§ Passage shown

BEGIN

There's another thing to consider, if we're talking about carnivores like cats and dogs - their teeth aren't like ours, so it's likely they'd have some degree of difficulty forming dental consonants, and maybe alveolar consonants (with the tongue just behind the teeth), in the way that we're used to forming/hearing them. As their teeth don't form as close a 'seal' as ours, with larger gaps between pointier teeth, it's likely there'd be a lisping or 'whistling' sort of inflection on these consonants - which would be perceived as an impediment if they were trying to speak one of our languages, but would be the normal way of producing such sounds in a language developed by/for pointy-toothed carnivores. The effect will be more pronounced for the dental (marked in orange) than for the alveolar.

All this is also dependant on the shape and size of their tongue; dogs especially have larger tongues proportionate to their mouth cavity compared to humans, so they'll probably have more issues with this than cats. In humans, an abnormally large tongue is known as macroglossia, and affects individuals with Down Syndrome - a dog's speech might share certain characteristics commonly associated with the speech of individuals with this condition.

END

§ Exercise set
A: Revise everything in the listing from its start down through the line containing "motherboard-icon xyxy=(342,48,366,59)", swapping "row-sep" for "row-separator" and leaving all else as it is.
B: Pick up the passage on how carnivores' teeth and tongues would affect their speech and write what comes next.

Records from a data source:

BEGIN

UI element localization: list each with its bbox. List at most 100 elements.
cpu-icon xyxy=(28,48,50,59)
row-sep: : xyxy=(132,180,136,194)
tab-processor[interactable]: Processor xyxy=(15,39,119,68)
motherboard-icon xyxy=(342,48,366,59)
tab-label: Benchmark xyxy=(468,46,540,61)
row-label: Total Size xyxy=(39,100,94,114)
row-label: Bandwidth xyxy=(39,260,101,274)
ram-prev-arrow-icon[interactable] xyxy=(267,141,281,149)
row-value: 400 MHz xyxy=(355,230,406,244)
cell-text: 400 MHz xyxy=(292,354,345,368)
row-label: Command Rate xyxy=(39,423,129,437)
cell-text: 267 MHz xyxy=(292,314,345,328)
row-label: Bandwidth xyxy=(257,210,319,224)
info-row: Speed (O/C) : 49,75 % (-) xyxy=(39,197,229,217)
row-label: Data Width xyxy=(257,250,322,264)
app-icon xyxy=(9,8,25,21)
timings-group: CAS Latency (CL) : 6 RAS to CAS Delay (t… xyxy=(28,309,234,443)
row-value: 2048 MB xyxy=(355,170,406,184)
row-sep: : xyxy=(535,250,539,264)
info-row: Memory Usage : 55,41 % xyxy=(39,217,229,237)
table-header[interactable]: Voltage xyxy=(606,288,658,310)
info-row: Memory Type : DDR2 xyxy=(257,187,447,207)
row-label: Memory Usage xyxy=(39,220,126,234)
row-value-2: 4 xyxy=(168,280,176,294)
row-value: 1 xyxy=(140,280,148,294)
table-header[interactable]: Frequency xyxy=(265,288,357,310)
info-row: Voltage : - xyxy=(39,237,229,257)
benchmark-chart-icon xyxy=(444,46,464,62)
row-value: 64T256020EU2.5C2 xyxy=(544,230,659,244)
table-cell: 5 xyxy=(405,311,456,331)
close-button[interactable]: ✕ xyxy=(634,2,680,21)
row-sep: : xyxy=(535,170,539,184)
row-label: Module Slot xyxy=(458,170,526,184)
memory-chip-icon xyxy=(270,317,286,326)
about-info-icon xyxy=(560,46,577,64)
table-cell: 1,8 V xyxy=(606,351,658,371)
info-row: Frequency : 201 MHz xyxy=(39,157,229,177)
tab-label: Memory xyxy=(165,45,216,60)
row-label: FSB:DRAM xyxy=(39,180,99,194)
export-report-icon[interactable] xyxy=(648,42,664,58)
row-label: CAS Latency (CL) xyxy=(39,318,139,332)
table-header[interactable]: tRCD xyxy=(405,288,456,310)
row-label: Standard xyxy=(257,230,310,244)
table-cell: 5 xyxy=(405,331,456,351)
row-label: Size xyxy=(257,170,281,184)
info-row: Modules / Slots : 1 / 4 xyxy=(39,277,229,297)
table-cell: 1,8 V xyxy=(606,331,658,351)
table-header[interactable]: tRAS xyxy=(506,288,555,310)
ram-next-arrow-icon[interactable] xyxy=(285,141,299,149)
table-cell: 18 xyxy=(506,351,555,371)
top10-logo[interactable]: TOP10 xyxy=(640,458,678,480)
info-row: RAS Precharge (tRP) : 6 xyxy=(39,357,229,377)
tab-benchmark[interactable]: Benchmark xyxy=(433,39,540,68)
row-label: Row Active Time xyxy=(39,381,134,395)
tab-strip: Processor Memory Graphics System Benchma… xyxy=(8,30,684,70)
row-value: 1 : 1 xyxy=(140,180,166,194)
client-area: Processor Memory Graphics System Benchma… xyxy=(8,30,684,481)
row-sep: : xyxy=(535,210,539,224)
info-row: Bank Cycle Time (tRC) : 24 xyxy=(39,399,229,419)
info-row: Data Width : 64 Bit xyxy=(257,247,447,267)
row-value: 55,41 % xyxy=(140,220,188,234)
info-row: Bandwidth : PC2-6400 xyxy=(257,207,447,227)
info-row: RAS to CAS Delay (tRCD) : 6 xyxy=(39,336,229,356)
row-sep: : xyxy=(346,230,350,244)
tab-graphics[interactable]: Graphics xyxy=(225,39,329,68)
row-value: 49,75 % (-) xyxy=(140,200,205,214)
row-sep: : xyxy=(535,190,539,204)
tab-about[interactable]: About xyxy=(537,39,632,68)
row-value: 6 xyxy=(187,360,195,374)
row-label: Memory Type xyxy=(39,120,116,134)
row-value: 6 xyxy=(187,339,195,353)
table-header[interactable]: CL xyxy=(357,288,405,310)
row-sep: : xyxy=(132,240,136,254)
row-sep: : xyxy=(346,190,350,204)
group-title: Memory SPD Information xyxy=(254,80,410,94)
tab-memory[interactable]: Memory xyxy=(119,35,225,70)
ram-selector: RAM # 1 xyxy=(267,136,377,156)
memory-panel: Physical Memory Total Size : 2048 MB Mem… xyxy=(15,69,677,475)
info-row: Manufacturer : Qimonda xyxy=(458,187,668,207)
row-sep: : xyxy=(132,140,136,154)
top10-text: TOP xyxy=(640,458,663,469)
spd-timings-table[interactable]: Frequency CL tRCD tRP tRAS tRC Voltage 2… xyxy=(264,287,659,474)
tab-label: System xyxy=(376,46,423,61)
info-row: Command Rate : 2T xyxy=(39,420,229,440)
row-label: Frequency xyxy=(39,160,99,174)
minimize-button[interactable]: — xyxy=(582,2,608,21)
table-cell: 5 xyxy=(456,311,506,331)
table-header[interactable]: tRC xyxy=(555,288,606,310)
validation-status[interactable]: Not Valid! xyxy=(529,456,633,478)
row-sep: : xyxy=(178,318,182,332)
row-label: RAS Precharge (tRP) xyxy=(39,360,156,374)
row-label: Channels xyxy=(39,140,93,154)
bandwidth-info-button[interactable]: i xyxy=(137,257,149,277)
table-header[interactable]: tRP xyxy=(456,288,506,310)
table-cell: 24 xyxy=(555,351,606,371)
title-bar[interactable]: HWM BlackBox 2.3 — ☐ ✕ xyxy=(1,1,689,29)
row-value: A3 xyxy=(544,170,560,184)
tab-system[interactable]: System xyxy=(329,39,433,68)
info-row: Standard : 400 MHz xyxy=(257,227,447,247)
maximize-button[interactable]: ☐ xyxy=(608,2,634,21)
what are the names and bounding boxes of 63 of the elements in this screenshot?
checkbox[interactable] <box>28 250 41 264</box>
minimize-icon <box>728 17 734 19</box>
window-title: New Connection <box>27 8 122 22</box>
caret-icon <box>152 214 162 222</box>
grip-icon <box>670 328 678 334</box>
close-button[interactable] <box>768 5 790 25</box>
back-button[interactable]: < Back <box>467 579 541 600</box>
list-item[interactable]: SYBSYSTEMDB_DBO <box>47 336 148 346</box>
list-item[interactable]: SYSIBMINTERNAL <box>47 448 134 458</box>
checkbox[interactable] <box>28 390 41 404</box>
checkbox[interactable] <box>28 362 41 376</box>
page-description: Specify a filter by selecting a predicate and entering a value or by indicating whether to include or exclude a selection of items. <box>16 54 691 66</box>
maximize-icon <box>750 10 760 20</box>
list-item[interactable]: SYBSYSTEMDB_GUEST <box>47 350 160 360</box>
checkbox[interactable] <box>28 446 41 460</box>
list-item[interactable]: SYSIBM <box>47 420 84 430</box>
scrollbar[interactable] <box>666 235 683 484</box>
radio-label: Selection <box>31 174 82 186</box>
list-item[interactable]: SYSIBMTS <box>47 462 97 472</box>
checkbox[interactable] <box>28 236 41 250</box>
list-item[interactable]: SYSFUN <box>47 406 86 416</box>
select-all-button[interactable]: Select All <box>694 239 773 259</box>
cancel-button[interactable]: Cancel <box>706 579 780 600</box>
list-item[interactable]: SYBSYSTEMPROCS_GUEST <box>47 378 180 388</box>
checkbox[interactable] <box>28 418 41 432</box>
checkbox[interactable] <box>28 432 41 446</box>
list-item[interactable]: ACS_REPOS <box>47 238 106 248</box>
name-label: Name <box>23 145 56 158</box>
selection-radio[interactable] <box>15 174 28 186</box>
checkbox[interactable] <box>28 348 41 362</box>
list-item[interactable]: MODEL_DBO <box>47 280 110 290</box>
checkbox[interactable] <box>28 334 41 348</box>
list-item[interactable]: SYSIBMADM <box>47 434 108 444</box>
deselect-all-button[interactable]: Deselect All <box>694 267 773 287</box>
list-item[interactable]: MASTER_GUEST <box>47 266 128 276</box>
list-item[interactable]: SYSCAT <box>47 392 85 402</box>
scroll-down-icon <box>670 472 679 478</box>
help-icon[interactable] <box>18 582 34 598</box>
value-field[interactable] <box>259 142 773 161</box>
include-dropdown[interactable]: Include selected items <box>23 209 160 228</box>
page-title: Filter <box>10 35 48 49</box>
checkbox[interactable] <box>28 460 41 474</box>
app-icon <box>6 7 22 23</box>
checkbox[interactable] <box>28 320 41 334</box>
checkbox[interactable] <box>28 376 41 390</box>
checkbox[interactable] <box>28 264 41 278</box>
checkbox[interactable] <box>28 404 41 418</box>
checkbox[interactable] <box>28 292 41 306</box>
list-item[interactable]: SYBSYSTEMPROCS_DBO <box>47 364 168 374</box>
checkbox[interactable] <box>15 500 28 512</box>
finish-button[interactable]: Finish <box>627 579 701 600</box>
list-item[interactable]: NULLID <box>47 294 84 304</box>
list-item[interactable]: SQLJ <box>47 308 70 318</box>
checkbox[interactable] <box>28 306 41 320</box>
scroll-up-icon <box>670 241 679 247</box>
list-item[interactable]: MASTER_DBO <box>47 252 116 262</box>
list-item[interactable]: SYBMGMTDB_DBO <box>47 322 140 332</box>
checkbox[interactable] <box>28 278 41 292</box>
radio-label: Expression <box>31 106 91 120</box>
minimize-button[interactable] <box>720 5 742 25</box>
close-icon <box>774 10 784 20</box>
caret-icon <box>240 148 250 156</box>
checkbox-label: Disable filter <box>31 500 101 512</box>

END

§ Responses per task
A:
UI element localization: list each with its bbox. List at most 100 elements.
cpu-icon xyxy=(28,48,50,59)
row-separator: : xyxy=(132,180,136,194)
tab-processor[interactable]: Processor xyxy=(15,39,119,68)
motherboard-icon xyxy=(342,48,366,59)

B:
Something I haven't quite been able to define in full is whether or not a cat or dog would be capable of producing sounds that aren't in the human IPA. One thing that immediately comes to mind is a cat's purr, and off the top of my head I do not actually know much about how this sound is produced. Whatever mechanism is involved is very likely something that a cat would incorporate into its language, given the rich variety of ways in which real cats can purr. If you wanted to work it into this chart (i.e. to make a chart of your own) I would probably put it as a trill or fricative beyond the glottal. A canine language would probably also incorporate growling, which (when imitated by a human) is probably somewhere between a voiced uvular and glottal trill.

Given that their hearing is more sensitive in higher frequencies, it might be easier for them to perceive breathy/whistling sounds that are very subtle to our ears - accordingly they might assign linguistic significance to these sounds (e.g. allowing some air to escape through the nostrils, or between the teeth). If this was the case, it might be a part of their language that humans would struggle to understand/learn. More sensitive hearing overall might also lead them to assign significance to sounds that are almost imperceptible to us, like the sound of the tongue adhering to/separating from the roof of the mouth, or the sound of the throat closing during swallowing.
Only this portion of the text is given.